Lift every line from the entries that includes the word "North".

+++ MATERIAL FOR THIS TASK

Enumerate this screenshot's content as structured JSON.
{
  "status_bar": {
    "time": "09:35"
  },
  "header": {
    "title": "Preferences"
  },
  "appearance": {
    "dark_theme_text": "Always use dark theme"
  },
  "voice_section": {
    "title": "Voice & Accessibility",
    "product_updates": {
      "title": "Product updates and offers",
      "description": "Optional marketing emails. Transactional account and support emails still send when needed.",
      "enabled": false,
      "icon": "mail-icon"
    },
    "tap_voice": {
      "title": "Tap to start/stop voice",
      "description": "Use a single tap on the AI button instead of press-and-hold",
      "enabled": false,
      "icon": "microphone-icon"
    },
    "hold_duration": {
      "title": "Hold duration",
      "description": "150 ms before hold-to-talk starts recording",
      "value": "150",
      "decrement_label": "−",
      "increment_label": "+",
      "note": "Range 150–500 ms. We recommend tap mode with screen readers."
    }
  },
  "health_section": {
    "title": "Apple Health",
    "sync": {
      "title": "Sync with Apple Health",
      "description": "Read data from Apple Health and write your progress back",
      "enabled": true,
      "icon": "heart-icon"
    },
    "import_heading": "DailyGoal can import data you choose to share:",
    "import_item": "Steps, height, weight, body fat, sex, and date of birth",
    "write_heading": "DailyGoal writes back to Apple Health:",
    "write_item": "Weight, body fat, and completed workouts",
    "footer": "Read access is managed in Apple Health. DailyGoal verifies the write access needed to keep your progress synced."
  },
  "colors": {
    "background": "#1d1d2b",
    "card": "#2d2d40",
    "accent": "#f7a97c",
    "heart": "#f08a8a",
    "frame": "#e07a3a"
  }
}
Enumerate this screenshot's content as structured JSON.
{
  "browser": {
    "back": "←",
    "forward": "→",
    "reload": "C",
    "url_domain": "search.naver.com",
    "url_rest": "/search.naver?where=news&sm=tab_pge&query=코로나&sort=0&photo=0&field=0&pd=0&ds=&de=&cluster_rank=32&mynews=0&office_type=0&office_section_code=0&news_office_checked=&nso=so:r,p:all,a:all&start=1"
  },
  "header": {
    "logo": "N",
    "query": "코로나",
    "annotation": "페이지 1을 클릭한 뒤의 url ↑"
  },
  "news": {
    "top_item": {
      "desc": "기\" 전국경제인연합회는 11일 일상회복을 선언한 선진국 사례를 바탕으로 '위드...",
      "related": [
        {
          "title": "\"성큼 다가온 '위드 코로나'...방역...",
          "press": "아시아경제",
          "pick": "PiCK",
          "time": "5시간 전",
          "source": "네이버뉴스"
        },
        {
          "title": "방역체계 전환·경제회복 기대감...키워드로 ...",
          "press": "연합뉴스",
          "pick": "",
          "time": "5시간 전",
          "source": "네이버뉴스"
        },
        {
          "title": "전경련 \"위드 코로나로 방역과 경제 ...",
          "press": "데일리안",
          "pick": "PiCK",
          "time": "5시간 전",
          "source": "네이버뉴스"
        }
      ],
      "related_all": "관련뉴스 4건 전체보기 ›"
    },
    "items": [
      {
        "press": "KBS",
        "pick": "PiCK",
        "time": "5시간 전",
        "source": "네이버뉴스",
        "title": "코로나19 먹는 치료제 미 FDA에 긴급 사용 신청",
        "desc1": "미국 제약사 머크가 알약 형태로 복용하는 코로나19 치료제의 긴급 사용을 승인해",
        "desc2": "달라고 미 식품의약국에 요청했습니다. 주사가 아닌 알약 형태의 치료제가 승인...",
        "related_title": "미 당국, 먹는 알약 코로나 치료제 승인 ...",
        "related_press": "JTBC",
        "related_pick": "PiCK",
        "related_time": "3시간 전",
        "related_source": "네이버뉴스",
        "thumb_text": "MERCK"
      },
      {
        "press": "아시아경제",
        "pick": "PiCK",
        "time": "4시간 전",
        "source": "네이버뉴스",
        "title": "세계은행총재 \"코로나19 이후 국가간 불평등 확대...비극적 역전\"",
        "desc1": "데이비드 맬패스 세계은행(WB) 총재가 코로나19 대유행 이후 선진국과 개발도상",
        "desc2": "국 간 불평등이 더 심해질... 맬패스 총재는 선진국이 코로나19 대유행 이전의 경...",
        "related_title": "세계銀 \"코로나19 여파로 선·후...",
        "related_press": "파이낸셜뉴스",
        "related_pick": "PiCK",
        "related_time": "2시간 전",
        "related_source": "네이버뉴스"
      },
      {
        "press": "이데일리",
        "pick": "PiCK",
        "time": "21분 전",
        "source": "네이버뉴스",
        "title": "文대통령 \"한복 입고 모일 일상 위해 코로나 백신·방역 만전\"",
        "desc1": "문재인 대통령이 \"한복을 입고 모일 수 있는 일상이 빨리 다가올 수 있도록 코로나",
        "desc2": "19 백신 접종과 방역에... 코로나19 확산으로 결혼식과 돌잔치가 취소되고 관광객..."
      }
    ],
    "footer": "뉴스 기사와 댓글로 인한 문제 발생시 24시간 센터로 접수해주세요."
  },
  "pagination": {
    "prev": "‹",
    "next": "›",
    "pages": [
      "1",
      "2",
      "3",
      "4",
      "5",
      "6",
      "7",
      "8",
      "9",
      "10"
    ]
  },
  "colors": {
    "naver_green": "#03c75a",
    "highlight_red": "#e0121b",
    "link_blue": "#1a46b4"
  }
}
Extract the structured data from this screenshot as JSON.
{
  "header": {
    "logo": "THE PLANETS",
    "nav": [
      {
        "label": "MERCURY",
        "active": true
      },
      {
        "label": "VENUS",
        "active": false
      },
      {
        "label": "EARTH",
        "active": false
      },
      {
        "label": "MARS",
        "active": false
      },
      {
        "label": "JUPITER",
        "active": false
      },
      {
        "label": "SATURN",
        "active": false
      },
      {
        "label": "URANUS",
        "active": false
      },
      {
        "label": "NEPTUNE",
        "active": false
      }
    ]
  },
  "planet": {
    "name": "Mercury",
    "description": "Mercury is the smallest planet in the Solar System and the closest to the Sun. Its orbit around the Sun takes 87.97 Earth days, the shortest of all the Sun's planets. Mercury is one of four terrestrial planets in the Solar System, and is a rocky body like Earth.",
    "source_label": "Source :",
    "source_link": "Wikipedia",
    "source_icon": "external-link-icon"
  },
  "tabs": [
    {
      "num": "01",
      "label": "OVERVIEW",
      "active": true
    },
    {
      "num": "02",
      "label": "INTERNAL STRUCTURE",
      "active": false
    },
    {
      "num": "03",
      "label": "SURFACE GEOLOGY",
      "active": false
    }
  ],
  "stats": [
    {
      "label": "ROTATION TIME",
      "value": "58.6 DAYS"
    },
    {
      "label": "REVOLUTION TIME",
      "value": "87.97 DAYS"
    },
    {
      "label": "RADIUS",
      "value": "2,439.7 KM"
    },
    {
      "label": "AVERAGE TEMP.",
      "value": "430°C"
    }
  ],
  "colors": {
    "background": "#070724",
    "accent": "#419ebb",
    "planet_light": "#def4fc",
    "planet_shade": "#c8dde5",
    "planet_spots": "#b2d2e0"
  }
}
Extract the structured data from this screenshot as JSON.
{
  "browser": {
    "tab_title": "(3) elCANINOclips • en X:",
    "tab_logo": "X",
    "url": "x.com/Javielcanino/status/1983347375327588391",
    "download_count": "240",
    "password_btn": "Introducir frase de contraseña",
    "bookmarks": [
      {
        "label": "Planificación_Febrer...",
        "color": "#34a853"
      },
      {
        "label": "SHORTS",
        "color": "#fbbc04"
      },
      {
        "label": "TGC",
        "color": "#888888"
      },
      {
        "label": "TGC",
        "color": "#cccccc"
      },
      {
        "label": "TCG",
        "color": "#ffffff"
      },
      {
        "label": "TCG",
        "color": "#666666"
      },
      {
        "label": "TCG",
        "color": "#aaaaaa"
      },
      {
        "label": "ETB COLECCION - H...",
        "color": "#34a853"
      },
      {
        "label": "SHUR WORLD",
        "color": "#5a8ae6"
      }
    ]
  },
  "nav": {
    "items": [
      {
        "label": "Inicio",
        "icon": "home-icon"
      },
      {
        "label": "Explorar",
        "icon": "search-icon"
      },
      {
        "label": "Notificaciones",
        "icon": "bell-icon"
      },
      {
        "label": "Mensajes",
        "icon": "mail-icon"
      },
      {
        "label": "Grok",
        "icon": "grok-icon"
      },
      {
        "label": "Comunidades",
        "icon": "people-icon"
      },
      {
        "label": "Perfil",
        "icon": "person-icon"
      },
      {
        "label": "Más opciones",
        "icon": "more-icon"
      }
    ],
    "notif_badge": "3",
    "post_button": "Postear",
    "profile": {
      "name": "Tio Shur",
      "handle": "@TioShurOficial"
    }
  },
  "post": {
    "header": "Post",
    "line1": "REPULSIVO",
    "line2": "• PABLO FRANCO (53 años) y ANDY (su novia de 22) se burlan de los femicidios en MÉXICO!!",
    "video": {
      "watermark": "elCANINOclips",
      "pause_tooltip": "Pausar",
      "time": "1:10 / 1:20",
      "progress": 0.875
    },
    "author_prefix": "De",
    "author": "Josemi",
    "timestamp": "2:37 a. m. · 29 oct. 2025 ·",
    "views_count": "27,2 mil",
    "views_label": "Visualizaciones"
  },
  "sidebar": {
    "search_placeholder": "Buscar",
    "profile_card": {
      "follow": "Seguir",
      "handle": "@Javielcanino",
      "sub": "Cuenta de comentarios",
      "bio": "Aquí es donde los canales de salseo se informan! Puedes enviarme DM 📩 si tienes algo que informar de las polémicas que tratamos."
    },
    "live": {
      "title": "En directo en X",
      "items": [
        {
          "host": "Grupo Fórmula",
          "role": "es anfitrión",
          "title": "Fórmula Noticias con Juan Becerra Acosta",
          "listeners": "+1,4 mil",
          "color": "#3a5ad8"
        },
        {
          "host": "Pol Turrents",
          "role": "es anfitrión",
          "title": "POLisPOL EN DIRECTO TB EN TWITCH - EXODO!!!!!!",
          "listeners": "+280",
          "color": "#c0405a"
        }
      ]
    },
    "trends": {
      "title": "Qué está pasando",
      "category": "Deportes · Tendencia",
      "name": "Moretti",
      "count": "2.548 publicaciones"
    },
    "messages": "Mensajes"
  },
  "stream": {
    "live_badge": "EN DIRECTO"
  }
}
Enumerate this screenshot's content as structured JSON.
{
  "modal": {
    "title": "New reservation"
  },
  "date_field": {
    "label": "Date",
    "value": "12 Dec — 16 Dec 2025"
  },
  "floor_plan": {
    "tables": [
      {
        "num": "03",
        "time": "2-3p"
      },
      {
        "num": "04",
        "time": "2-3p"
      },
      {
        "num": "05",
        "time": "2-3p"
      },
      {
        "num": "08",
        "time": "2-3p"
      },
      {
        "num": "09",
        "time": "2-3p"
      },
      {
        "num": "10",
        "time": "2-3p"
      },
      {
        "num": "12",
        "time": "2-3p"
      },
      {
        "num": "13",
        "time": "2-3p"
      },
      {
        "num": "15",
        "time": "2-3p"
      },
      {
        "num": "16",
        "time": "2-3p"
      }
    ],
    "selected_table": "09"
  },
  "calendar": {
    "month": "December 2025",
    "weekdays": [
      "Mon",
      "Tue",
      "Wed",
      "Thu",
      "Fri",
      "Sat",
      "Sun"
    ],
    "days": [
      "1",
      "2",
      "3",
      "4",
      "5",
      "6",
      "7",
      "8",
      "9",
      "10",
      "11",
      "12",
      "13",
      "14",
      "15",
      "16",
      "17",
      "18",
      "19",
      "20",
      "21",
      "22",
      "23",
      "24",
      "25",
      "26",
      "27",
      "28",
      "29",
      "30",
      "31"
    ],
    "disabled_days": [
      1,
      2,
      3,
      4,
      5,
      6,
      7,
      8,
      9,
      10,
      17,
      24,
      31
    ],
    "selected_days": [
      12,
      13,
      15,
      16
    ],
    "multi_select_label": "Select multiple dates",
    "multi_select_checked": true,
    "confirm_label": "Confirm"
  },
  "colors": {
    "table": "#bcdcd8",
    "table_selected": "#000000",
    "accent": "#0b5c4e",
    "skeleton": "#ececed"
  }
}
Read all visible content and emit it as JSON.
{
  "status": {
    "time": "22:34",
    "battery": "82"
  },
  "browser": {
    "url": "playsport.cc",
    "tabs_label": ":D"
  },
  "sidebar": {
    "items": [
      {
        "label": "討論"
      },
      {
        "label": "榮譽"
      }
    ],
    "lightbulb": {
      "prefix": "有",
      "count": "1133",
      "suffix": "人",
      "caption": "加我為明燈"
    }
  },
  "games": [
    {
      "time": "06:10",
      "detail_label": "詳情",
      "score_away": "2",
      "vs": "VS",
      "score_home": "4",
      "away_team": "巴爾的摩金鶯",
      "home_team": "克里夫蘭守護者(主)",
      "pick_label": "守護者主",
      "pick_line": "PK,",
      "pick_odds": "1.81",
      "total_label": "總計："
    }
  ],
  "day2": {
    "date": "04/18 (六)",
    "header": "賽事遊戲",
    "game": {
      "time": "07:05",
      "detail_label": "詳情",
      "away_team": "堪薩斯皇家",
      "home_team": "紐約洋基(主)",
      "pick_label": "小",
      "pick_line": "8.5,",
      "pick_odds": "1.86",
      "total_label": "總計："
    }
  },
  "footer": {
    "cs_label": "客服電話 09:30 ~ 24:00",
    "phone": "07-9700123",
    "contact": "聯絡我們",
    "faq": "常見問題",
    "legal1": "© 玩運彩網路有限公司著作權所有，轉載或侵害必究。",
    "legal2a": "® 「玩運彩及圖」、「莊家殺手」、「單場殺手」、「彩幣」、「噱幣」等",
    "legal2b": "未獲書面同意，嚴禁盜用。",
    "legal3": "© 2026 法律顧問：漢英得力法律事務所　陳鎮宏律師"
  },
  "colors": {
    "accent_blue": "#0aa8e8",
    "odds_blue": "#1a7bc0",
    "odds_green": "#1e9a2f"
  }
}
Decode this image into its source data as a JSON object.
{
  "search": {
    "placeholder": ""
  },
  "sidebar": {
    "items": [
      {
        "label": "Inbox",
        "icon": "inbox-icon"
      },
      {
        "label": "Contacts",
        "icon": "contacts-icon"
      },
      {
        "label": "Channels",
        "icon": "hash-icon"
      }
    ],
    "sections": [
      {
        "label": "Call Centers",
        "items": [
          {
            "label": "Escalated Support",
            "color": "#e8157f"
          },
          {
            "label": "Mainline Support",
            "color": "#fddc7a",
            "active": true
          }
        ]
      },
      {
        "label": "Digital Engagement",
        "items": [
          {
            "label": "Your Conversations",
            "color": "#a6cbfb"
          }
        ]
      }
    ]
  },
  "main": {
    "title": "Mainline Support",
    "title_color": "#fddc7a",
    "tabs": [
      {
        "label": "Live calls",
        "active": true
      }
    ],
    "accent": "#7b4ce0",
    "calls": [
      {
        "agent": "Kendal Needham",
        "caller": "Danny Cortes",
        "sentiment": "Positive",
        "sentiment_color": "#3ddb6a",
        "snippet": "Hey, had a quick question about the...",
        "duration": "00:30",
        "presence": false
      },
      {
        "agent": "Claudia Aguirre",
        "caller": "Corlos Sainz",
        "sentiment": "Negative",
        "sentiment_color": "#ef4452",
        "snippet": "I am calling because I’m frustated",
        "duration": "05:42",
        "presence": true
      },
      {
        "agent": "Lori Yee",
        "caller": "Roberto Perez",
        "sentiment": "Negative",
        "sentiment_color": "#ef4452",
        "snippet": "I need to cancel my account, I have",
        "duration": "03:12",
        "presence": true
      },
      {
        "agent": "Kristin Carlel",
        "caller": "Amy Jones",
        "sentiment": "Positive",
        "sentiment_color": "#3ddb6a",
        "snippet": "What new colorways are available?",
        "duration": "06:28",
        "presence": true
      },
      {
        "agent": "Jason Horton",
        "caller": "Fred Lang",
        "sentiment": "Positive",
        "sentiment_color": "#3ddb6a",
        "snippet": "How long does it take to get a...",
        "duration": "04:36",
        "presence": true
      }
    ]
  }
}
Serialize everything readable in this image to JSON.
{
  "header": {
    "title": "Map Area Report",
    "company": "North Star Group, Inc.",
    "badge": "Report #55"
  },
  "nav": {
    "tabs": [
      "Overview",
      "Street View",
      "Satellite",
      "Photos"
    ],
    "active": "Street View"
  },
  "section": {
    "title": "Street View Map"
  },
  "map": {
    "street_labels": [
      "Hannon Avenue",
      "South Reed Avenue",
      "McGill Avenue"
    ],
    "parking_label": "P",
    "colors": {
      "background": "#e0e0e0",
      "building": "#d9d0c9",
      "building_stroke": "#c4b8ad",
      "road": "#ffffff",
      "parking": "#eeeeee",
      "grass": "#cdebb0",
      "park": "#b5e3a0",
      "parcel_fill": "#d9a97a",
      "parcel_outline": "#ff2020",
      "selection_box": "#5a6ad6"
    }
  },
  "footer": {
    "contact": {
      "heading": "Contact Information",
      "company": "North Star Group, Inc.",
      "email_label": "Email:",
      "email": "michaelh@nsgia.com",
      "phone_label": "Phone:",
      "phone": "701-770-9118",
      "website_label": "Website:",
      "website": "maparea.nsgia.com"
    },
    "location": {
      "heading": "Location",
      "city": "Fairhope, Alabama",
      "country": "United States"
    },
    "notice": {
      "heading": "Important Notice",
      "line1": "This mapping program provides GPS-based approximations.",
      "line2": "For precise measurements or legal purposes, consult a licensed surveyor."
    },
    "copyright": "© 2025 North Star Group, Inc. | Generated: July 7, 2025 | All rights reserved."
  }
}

++++++

FINAL RESULT ▸
    "company": "North Star Group, Inc.",
      "company": "North Star Group, Inc.",
    "copyright": "© 2025 North Star Group, Inc. | Generated: July 7, 2025 | All rights reserved."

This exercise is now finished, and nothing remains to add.